Your task is to gather the lines below that hold the string "value".
** start Supplied material **
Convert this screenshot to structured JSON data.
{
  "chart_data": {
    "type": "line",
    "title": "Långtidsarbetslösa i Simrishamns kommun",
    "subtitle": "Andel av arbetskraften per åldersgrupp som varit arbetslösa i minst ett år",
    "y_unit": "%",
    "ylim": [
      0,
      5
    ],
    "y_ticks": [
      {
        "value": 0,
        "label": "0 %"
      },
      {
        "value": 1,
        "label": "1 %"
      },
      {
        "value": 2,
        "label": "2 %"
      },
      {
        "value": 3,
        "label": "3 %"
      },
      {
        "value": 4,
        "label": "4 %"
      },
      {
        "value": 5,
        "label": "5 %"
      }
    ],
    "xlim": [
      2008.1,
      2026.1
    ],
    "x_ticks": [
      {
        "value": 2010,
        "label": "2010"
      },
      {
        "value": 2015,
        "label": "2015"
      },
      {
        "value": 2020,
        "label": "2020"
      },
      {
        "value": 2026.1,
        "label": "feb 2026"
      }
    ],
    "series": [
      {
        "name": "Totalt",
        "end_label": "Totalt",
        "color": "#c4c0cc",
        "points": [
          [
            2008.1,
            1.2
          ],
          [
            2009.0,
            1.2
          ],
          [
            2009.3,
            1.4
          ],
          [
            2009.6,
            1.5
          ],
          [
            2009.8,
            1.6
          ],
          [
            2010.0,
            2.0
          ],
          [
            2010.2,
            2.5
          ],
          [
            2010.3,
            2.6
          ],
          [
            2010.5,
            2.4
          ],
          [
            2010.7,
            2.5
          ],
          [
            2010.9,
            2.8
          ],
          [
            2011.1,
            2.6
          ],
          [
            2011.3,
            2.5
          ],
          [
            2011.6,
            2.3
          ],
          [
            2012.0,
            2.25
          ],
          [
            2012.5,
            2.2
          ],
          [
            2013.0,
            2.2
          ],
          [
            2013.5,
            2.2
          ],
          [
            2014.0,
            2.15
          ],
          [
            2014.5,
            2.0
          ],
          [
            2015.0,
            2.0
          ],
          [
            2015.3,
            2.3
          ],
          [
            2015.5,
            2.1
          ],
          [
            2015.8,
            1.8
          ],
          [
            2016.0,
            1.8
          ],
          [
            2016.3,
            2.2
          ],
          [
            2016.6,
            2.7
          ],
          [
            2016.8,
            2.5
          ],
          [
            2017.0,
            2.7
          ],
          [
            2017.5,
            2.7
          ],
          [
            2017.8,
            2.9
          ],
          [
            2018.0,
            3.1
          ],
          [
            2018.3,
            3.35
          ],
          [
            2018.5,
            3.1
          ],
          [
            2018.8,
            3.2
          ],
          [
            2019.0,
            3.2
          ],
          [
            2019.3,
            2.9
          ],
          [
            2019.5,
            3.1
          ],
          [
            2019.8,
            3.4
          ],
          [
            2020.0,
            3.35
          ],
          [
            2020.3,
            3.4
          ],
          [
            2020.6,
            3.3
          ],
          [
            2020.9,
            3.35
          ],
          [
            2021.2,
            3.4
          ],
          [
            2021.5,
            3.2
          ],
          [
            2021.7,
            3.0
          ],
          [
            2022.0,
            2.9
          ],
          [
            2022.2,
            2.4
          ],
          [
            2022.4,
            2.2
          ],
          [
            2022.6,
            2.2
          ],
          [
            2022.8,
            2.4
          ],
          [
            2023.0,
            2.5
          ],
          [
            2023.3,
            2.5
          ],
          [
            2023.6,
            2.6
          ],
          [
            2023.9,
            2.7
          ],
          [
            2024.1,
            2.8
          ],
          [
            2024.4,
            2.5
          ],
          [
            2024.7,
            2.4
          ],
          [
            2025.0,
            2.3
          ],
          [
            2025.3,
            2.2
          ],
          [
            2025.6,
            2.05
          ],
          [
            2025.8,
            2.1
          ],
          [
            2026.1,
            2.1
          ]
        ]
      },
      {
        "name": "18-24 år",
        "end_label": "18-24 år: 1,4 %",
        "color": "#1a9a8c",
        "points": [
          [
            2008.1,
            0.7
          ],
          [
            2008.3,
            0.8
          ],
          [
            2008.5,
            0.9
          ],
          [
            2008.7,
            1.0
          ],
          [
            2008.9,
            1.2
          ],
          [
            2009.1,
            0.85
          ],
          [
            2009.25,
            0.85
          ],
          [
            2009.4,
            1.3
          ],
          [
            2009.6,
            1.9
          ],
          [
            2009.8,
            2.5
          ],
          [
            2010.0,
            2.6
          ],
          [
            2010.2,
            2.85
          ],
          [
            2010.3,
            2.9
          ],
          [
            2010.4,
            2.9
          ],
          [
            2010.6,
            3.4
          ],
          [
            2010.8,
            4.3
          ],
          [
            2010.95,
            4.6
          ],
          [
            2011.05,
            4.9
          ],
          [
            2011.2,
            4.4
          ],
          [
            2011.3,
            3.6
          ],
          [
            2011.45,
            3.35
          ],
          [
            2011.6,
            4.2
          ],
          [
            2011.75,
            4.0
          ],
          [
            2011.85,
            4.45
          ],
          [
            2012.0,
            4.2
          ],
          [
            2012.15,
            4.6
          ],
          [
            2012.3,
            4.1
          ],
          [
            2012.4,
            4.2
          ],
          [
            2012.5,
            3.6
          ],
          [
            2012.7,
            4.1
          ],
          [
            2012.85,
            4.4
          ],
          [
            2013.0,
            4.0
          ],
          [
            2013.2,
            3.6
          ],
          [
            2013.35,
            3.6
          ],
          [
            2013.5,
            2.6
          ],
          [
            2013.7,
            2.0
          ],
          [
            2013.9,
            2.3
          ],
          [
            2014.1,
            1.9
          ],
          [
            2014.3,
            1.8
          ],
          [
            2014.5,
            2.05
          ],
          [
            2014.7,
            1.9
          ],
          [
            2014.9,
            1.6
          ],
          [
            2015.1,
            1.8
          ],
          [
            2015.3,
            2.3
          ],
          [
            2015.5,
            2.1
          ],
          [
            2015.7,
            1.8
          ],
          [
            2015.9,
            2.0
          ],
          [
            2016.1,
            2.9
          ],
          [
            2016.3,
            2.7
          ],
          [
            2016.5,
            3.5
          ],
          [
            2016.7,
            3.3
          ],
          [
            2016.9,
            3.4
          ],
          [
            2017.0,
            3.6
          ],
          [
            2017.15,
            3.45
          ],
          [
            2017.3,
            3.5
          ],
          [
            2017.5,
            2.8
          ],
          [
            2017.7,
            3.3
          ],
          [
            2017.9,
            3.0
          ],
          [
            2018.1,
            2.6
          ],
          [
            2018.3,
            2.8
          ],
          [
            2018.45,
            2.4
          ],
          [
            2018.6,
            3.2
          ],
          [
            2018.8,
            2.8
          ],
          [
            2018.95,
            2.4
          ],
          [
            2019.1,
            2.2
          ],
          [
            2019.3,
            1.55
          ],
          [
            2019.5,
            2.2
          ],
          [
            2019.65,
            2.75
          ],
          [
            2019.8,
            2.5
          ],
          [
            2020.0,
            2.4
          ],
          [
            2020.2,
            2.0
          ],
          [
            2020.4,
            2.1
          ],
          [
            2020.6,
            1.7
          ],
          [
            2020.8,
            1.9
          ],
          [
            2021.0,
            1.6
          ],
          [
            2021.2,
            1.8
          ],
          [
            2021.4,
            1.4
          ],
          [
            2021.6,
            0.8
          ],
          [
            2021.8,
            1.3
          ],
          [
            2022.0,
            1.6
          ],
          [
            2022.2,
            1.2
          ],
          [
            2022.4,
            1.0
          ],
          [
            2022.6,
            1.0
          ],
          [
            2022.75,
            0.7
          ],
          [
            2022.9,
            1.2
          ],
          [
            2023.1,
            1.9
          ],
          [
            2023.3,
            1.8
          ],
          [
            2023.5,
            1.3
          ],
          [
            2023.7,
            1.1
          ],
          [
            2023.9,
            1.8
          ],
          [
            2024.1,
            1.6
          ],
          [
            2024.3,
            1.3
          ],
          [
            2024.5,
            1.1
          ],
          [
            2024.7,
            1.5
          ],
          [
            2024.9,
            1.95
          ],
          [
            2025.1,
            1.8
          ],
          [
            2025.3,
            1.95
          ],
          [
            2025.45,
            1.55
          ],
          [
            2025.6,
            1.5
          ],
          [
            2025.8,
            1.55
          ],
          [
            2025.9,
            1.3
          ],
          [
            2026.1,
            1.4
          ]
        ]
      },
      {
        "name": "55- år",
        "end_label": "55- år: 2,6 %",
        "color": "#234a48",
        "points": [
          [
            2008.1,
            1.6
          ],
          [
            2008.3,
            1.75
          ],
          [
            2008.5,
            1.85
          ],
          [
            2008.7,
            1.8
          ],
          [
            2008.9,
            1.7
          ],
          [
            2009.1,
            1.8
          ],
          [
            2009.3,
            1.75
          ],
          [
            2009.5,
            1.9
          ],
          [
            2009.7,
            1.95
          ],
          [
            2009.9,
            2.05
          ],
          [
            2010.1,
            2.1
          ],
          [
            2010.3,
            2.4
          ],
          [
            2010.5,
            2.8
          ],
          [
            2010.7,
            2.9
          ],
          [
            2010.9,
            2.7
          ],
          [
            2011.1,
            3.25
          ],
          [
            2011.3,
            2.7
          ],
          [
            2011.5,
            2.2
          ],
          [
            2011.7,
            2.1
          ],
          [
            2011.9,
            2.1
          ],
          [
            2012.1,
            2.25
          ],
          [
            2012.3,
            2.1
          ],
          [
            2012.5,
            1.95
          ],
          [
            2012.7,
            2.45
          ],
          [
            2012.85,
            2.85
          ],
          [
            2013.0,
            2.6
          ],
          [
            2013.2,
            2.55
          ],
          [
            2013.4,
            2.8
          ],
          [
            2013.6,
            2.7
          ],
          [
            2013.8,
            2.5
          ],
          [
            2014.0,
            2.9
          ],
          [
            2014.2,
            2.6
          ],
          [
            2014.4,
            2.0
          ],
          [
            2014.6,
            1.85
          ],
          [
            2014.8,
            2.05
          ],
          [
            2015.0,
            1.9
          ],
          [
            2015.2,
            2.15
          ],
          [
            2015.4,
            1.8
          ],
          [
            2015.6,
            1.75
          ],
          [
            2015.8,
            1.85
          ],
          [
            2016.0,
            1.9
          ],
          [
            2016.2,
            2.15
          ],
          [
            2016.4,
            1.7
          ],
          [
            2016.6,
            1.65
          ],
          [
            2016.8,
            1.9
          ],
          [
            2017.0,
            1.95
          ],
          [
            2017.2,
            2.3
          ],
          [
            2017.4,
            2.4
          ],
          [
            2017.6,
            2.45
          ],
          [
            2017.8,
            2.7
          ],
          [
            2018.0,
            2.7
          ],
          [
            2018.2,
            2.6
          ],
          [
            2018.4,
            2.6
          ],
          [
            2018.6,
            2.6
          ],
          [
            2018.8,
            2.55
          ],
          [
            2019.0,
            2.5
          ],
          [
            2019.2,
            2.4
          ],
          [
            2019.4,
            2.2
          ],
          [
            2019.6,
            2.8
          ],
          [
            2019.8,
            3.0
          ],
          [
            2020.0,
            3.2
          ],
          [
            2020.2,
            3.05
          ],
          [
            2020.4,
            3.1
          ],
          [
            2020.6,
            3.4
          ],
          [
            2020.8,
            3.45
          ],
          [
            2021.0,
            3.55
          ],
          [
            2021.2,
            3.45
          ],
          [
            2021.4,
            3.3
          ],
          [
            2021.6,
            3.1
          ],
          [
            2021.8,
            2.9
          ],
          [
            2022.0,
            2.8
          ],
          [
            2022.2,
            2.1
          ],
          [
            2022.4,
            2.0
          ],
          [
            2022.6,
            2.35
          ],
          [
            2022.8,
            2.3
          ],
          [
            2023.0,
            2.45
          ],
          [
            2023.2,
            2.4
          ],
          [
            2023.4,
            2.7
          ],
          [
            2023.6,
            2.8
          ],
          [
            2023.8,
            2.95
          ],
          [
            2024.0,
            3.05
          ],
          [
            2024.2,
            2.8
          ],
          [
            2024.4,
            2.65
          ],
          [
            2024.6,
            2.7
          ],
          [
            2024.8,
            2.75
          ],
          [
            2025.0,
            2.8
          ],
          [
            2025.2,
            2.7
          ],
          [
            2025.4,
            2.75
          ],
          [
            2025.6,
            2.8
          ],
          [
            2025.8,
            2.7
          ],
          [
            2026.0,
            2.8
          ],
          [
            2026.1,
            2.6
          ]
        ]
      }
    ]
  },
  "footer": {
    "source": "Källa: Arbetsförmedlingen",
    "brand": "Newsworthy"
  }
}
** end Supplied material **
> _Full output_
        "value": 0,
        "value": 1,
        "value": 2,
        "value": 3,
        "value": 4,
        "value": 5,
        "value": 2010,
        "value": 2015,
        "value": 2020,
        "value": 2026.1,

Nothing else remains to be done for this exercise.